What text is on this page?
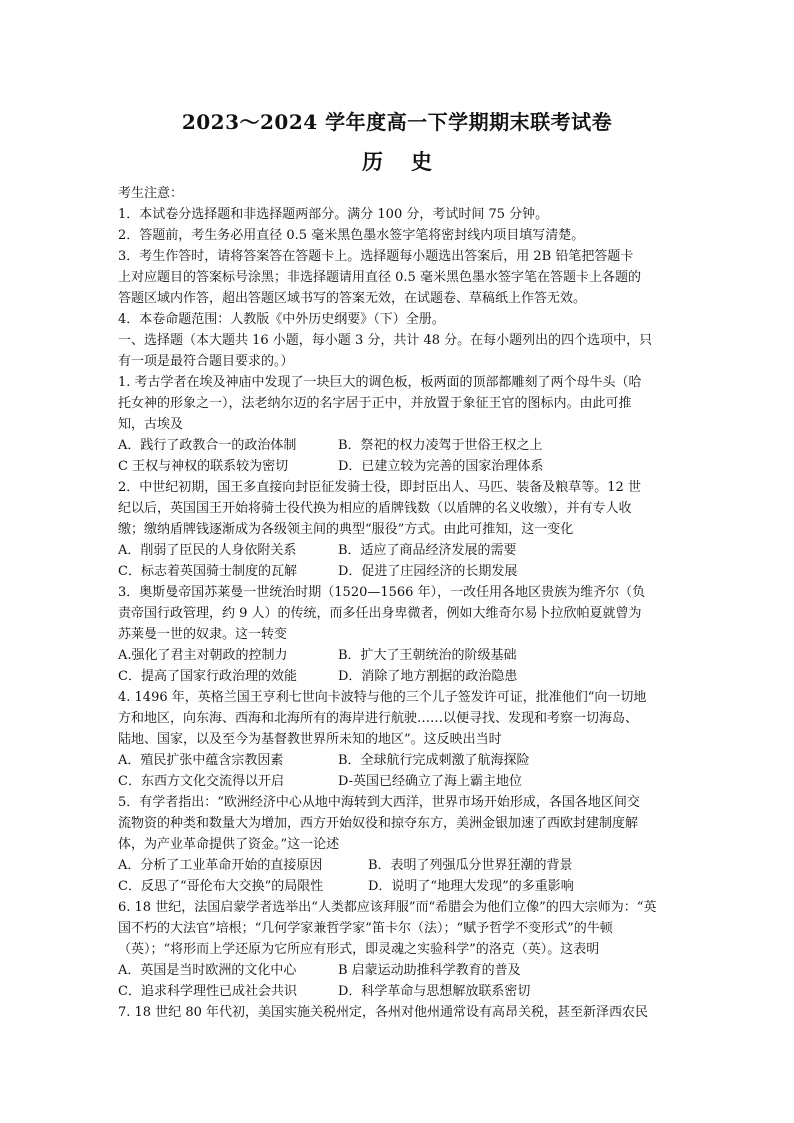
2023～2024 学年度高一下学期期末联考试卷
历史
考生注意：
1．本试卷分选择题和非选择题两部分。满分 100 分，考试时间 75 分钟。
2．答题前，考生务必用直径 0.5 毫米黑色墨水签字笔将密封线内项目填写清楚。
3．考生作答时，请将答案答在答题卡上。选择题每小题选出答案后，用 2B 铅笔把答题卡
上对应题目的答案标号涂黑；非选择题请用直径 0.5 毫米黑色墨水签字笔在答题卡上各题的
答题区域内作答，超出答题区域书写的答案无效，在试题卷、草稿纸上作答无效。
4．本卷命题范围：人教版《中外历史纲要》（下）全册。
一、选择题（本大题共 16 小题，每小题 3 分，共计 48 分。在每小题列出的四个选项中，只
有一项是最符合题目要求的。）
1. 考古学者在埃及神庙中发现了一块巨大的调色板，板两面的顶部都雕刻了两个母牛头（哈
托女神的形象之一），法老纳尔迈的名字居于正中，并放置于象征王官的图标内。由此可推
知，古埃及
A．践行了政教合一的政治体制	B．祭祀的权力凌驾于世俗王权之上
C 王权与神权的联系较为密切	D．已建立较为完善的国家治理体系
2．中世纪初期，国王多直接向封臣征发骑士役，即封臣出人、马匹、装备及粮草等。12 世
纪以后，英国国王开始将骑士役代换为相应的盾牌钱数（以盾牌的名义收缴），并有专人收
缴；缴纳盾牌钱逐渐成为各级领主间的典型“服役”方式。由此可推知，这一变化
A．削弱了臣民的人身依附关系	B．适应了商品经济发展的需要
C．标志着英国骑士制度的瓦解	D．促进了庄园经济的长期发展
3．奥斯曼帝国苏莱曼一世统治时期（1520—1566 年），一改任用各地区贵族为维齐尔（负
责帝国行政管理，约 9 人）的传统，而多任出身卑微者，例如大维奇尔易卜拉欣帕夏就曾为
苏莱曼一世的奴隶。这一转变
A.强化了君主对朝政的控制力	B．扩大了王朝统治的阶级基础
C．提高了国家行政治理的效能	D．消除了地方割据的政治隐患
4. 1496 年，英格兰国王亨利七世向卡波特与他的三个儿子签发许可证，批准他们“向一切地
方和地区，向东海、西海和北海所有的海岸进行航驶……以便寻找、发现和考察一切海岛、
陆地、国家，以及至今为基督教世界所未知的地区”。这反映出当时
A．殖民扩张中蕴含宗教因素	B．全球航行完成刺激了航海探险
C．东西方文化交流得以开启	D-英国已经确立了海上霸主地位
5．有学者指出：“欧洲经济中心从地中海转到大西洋，世界市场开始形成，各国各地区间交
流物资的种类和数量大为增加，西方开始奴役和掠夺东方，美洲金银加速了西欧封建制度解
体，为产业革命提供了资金。”这一论述
A．分析了工业革命开始的直接原因	B．表明了列强瓜分世界狂潮的背景
C．反思了“哥伦布大交换”的局限性	D．说明了“地理大发现”的多重影响
6. 18 世纪，法国启蒙学者选举出“人类都应该拜服”而“希腊会为他们立像”的四大宗师为：“英
国不朽的大法官”培根；“几何学家兼哲学家”笛卡尔（法）；“赋予哲学不变形式”的牛顿
（英）；“将形而上学还原为它所应有形式，即灵魂之实验科学”的洛克（英）。这表明
A．英国是当时欧洲的文化中心	B 启蒙运动助推科学教育的普及
C．追求科学理性已成社会共识	D．科学革命与思想解放联系密切
7. 18 世纪 80 年代初，美国实施关税州定，各州对他州通常设有高昂关税，甚至新泽西农民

§ **Written exercise**: Except for the pictures, give all the material above again verbatim.

§ **Result of this task**:
What text is on this page?
2023～2024 学年度高一下学期期末联考试卷
历史
考生注意：
1．本试卷分选择题和非选择题两部分。满分 100 分，考试时间 75 分钟。
2．答题前，考生务必用直径 0.5 毫米黑色墨水签字笔将密封线内项目填写清楚。
3．考生作答时，请将答案答在答题卡上。选择题每小题选出答案后，用 2B 铅笔把答题卡
上对应题目的答案标号涂黑；非选择题请用直径 0.5 毫米黑色墨水签字笔在答题卡上各题的
答题区域内作答，超出答题区域书写的答案无效，在试题卷、草稿纸上作答无效。
4．本卷命题范围：人教版《中外历史纲要》（下）全册。
一、选择题（本大题共 16 小题，每小题 3 分，共计 48 分。在每小题列出的四个选项中，只
有一项是最符合题目要求的。）
1. 考古学者在埃及神庙中发现了一块巨大的调色板，板两面的顶部都雕刻了两个母牛头（哈
托女神的形象之一），法老纳尔迈的名字居于正中，并放置于象征王官的图标内。由此可推
知，古埃及
A．践行了政教合一的政治体制	B．祭祀的权力凌驾于世俗王权之上
C 王权与神权的联系较为密切	D．已建立较为完善的国家治理体系
2．中世纪初期，国王多直接向封臣征发骑士役，即封臣出人、马匹、装备及粮草等。12 世
纪以后，英国国王开始将骑士役代换为相应的盾牌钱数（以盾牌的名义收缴），并有专人收
缴；缴纳盾牌钱逐渐成为各级领主间的典型“服役”方式。由此可推知，这一变化
A．削弱了臣民的人身依附关系	B．适应了商品经济发展的需要
C．标志着英国骑士制度的瓦解	D．促进了庄园经济的长期发展
3．奥斯曼帝国苏莱曼一世统治时期（1520—1566 年），一改任用各地区贵族为维齐尔（负
责帝国行政管理，约 9 人）的传统，而多任出身卑微者，例如大维奇尔易卜拉欣帕夏就曾为
苏莱曼一世的奴隶。这一转变
A.强化了君主对朝政的控制力	B．扩大了王朝统治的阶级基础
C．提高了国家行政治理的效能	D．消除了地方割据的政治隐患
4. 1496 年，英格兰国王亨利七世向卡波特与他的三个儿子签发许可证，批准他们“向一切地
方和地区，向东海、西海和北海所有的海岸进行航驶……以便寻找、发现和考察一切海岛、
陆地、国家，以及至今为基督教世界所未知的地区”。这反映出当时
A．殖民扩张中蕴含宗教因素	B．全球航行完成刺激了航海探险
C．东西方文化交流得以开启	D-英国已经确立了海上霸主地位
5．有学者指出：“欧洲经济中心从地中海转到大西洋，世界市场开始形成，各国各地区间交
流物资的种类和数量大为增加，西方开始奴役和掠夺东方，美洲金银加速了西欧封建制度解
体，为产业革命提供了资金。”这一论述
A．分析了工业革命开始的直接原因	B．表明了列强瓜分世界狂潮的背景
C．反思了“哥伦布大交换”的局限性	D．说明了“地理大发现”的多重影响
6. 18 世纪，法国启蒙学者选举出“人类都应该拜服”而“希腊会为他们立像”的四大宗师为：“英
国不朽的大法官”培根；“几何学家兼哲学家”笛卡尔（法）；“赋予哲学不变形式”的牛顿
（英）；“将形而上学还原为它所应有形式，即灵魂之实验科学”的洛克（英）。这表明
A．英国是当时欧洲的文化中心	B 启蒙运动助推科学教育的普及
C．追求科学理性已成社会共识	D．科学革命与思想解放联系密切
7. 18 世纪 80 年代初，美国实施关税州定，各州对他州通常设有高昂关税，甚至新泽西农民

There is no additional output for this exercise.